THE TASK:
Return the full material exactly.

--- START OF RECORDED DATA ---

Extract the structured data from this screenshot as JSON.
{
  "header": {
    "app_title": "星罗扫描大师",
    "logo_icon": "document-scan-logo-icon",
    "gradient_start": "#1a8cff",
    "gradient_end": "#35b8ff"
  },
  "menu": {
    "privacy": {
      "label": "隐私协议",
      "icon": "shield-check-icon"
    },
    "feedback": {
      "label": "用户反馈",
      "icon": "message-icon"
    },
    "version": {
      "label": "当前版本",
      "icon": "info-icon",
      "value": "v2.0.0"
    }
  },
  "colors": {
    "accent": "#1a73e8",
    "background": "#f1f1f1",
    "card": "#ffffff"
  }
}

--- END OF RECORDED DATA ---

RESULT:
Extract the structured data from this screenshot as JSON.
{
  "header": {
    "app_title": "星罗扫描大师",
    "logo_icon": "document-scan-logo-icon",
    "gradient_start": "#1a8cff",
    "gradient_end": "#35b8ff"
  },
  "menu": {
    "privacy": {
      "label": "隐私协议",
      "icon": "shield-check-icon"
    },
    "feedback": {
      "label": "用户反馈",
      "icon": "message-icon"
    },
    "version": {
      "label": "当前版本",
      "icon": "info-icon",
      "value": "v2.0.0"
    }
  },
  "colors": {
    "accent": "#1a73e8",
    "background": "#f1f1f1",
    "card": "#ffffff"
  }
}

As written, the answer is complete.